→ **Records to process**
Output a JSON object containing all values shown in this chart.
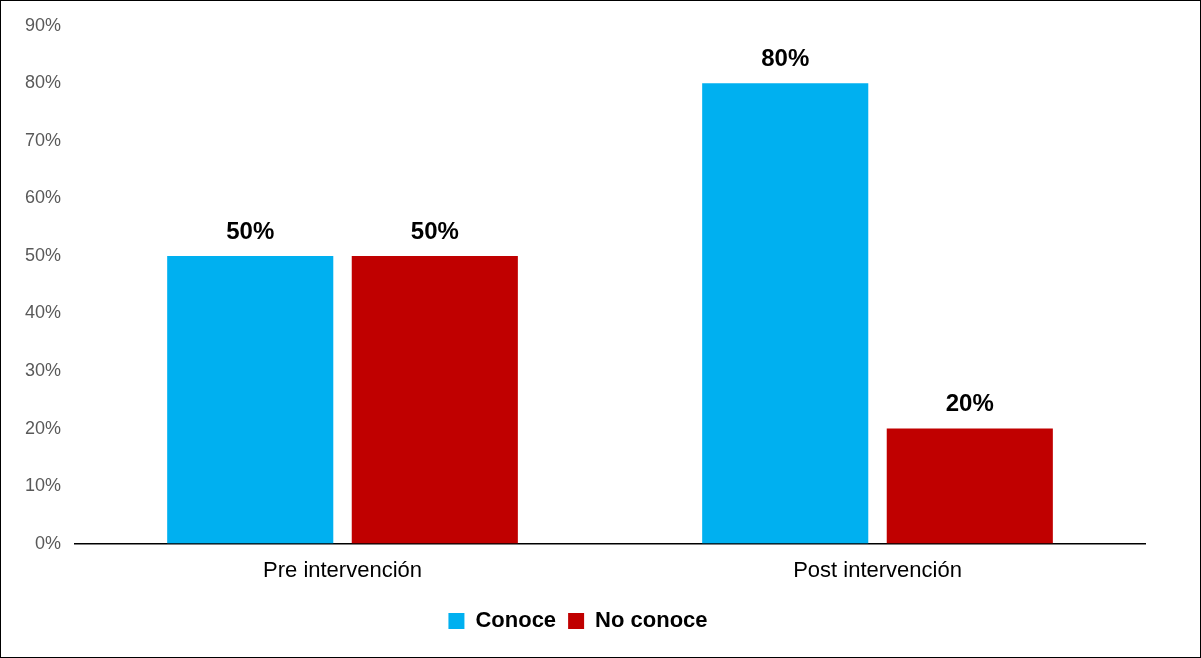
{
  "chart_data": {
    "type": "bar",
    "categories": [
      "Pre intervención",
      "Post intervención"
    ],
    "series": [
      {
        "name": "Conoce",
        "color": "#00b0f0",
        "values": [
          50,
          80
        ],
        "value_labels": [
          "50%",
          "80%"
        ]
      },
      {
        "name": "No conoce",
        "color": "#c00000",
        "values": [
          50,
          20
        ],
        "value_labels": [
          "50%",
          "20%"
        ]
      }
    ],
    "ylim": [
      0,
      90
    ],
    "yticks": [
      {
        "value": 0,
        "label": "0%"
      },
      {
        "value": 10,
        "label": "10%"
      },
      {
        "value": 20,
        "label": "20%"
      },
      {
        "value": 30,
        "label": "30%"
      },
      {
        "value": 40,
        "label": "40%"
      },
      {
        "value": 50,
        "label": "50%"
      },
      {
        "value": 60,
        "label": "60%"
      },
      {
        "value": 70,
        "label": "70%"
      },
      {
        "value": 80,
        "label": "80%"
      },
      {
        "value": 90,
        "label": "90%"
      }
    ],
    "grid": false,
    "legend": "bottom"
  }
}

→ **Exercise instructions**
Give the data above again in full and unchanged, skipping the pictures.

→ **Written solution**
Output a JSON object containing all values shown in this chart.
{
  "chart_data": {
    "type": "bar",
    "categories": [
      "Pre intervención",
      "Post intervención"
    ],
    "series": [
      {
        "name": "Conoce",
        "color": "#00b0f0",
        "values": [
          50,
          80
        ],
        "value_labels": [
          "50%",
          "80%"
        ]
      },
      {
        "name": "No conoce",
        "color": "#c00000",
        "values": [
          50,
          20
        ],
        "value_labels": [
          "50%",
          "20%"
        ]
      }
    ],
    "ylim": [
      0,
      90
    ],
    "yticks": [
      {
        "value": 0,
        "label": "0%"
      },
      {
        "value": 10,
        "label": "10%"
      },
      {
        "value": 20,
        "label": "20%"
      },
      {
        "value": 30,
        "label": "30%"
      },
      {
        "value": 40,
        "label": "40%"
      },
      {
        "value": 50,
        "label": "50%"
      },
      {
        "value": 60,
        "label": "60%"
      },
      {
        "value": 70,
        "label": "70%"
      },
      {
        "value": 80,
        "label": "80%"
      },
      {
        "value": 90,
        "label": "90%"
      }
    ],
    "grid": false,
    "legend": "bottom"
  }
}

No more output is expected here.